_Goal_.
Examine each line of the data. Copy those that contain the string "this".
──────── Input
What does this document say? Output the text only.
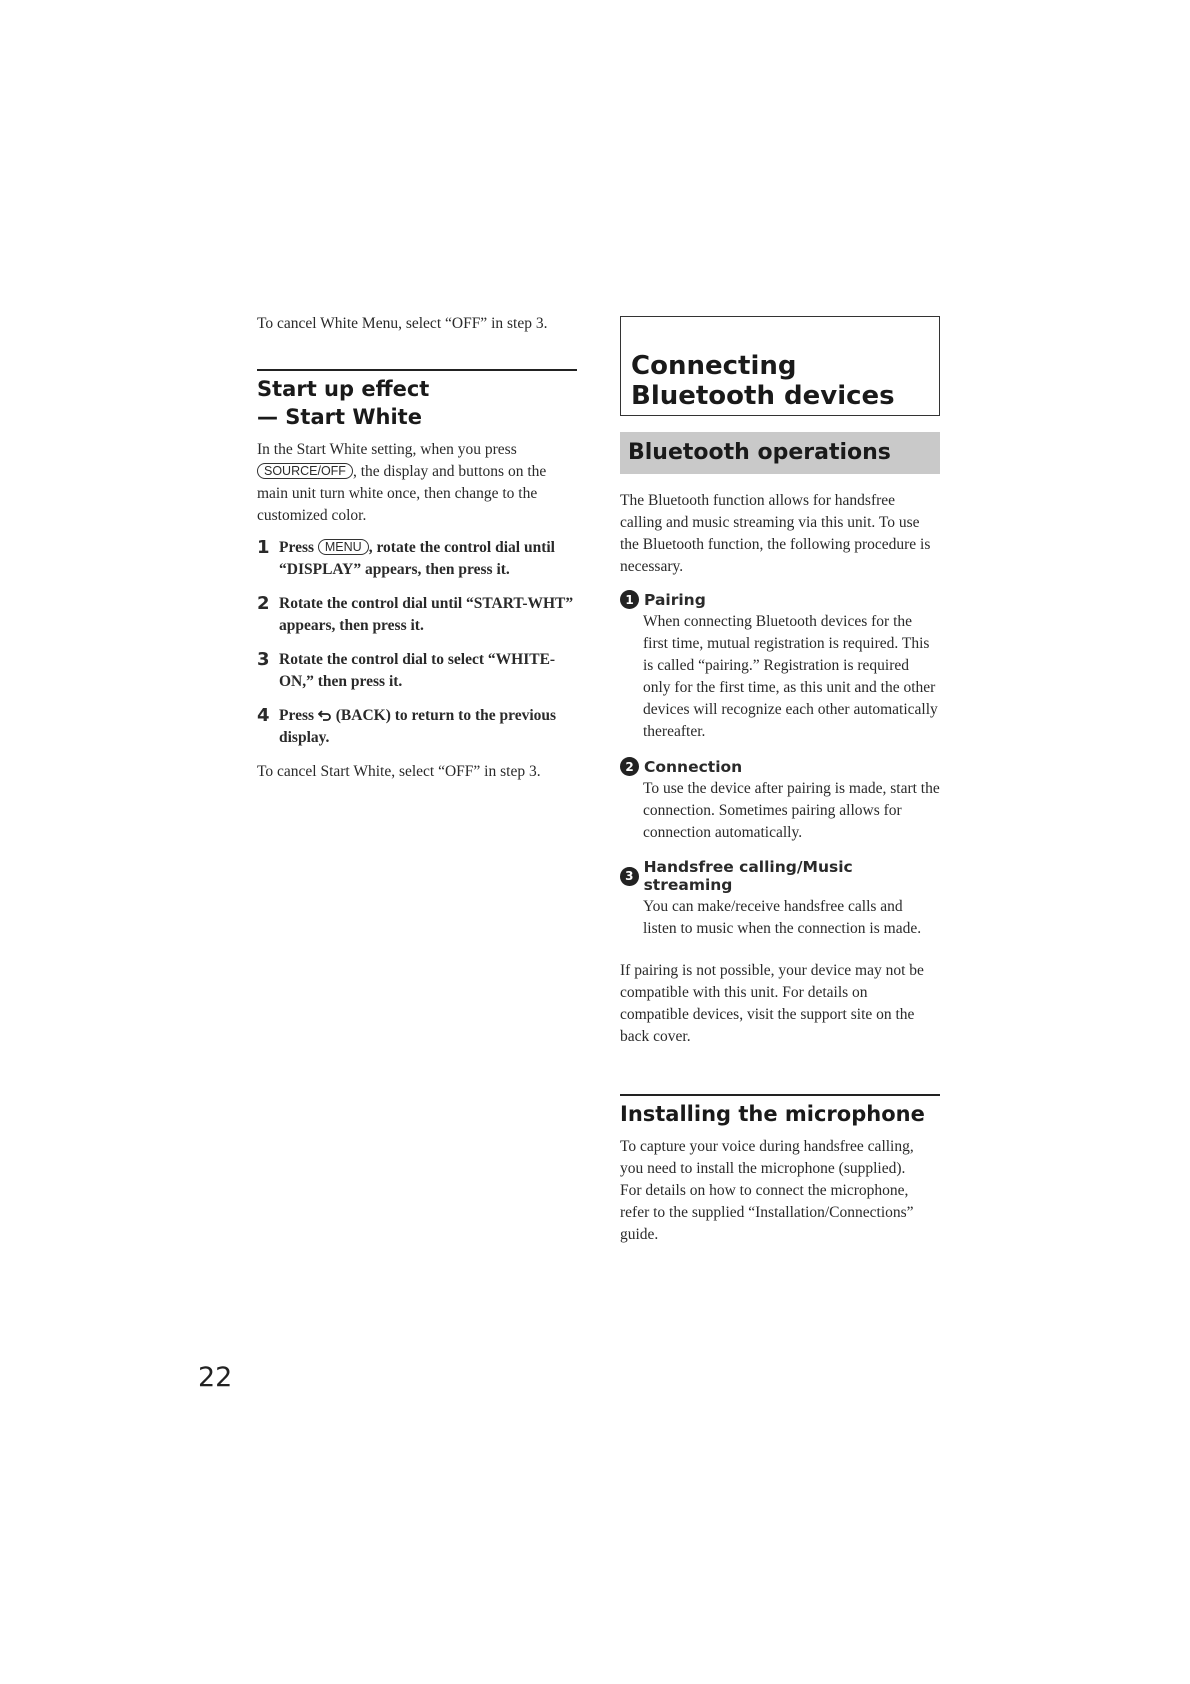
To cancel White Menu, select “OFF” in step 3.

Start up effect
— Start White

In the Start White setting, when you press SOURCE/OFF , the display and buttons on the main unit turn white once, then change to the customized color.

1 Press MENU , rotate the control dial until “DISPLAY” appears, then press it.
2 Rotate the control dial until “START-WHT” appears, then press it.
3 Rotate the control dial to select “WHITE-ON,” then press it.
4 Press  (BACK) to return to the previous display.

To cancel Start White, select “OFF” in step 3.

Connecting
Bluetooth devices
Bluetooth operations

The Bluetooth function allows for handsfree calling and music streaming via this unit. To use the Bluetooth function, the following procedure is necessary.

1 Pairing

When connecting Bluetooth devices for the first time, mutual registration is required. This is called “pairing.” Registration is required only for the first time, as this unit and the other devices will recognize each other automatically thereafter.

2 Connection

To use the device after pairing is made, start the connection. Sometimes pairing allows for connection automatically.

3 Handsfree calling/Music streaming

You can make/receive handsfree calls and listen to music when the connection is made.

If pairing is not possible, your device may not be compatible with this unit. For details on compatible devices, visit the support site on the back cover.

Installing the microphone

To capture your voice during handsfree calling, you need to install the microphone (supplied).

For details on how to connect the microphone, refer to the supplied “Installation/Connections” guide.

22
────────────────
──────── Input
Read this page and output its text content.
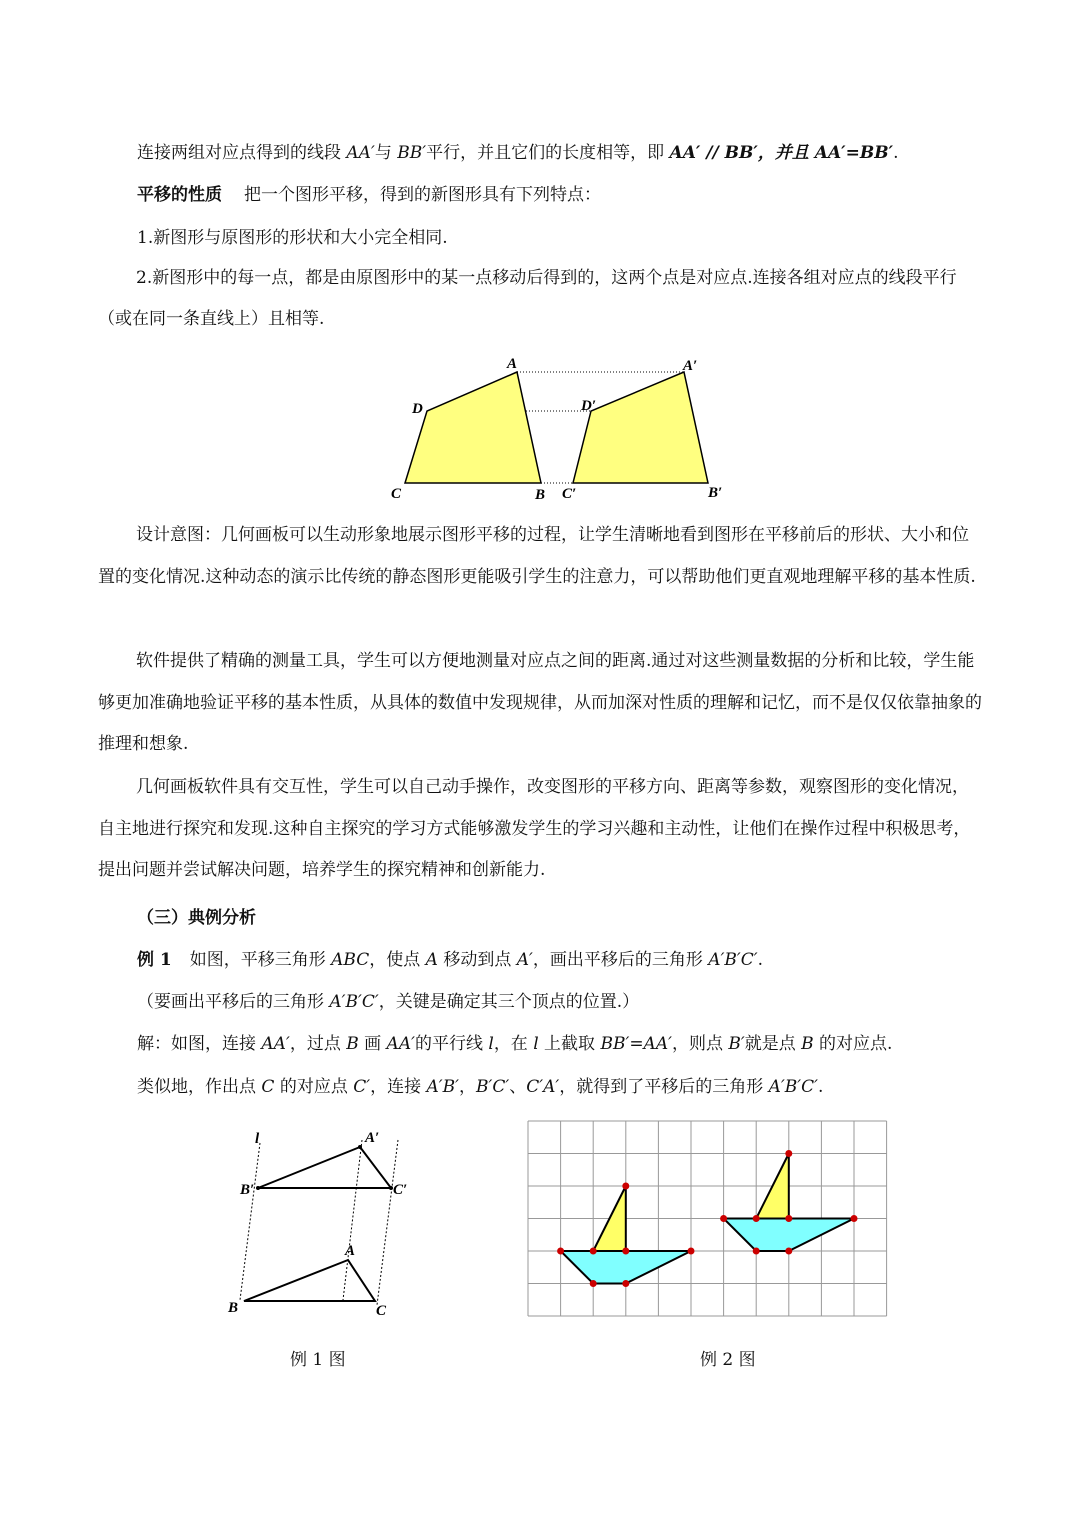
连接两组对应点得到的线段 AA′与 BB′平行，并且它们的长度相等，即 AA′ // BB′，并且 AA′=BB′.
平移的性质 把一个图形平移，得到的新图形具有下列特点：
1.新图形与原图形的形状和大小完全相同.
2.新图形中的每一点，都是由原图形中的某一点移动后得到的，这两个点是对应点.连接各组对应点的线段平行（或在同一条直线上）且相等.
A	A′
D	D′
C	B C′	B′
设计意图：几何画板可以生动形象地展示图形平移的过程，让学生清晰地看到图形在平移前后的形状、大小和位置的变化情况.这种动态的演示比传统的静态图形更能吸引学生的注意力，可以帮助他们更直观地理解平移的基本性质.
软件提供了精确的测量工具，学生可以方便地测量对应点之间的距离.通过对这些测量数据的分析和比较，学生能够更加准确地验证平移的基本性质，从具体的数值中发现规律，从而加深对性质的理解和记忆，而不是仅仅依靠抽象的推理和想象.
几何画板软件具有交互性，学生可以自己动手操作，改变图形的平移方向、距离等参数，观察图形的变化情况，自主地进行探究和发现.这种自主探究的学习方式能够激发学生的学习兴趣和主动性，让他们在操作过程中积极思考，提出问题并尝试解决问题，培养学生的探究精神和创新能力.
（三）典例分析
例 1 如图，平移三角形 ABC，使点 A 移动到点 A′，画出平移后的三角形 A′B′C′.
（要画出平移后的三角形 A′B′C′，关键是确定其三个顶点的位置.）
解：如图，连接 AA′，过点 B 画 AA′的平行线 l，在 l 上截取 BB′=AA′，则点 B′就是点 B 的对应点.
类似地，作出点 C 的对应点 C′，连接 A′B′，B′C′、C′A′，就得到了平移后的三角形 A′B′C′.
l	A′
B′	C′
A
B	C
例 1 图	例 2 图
────────────────
_Reply to the task_.
What does this document say? Output the text only.
The Bluetooth function allows for handsfree calling and music streaming via this unit. To use the Bluetooth function, the following procedure is necessary.
When connecting Bluetooth devices for the first time, mutual registration is required. This is called “pairing.” Registration is required only for the first time, as this unit and the other devices will recognize each other automatically thereafter.
If pairing is not possible, your device may not be compatible with this unit. For details on compatible devices, visit the support site on the back cover.
Read this page and output its text content.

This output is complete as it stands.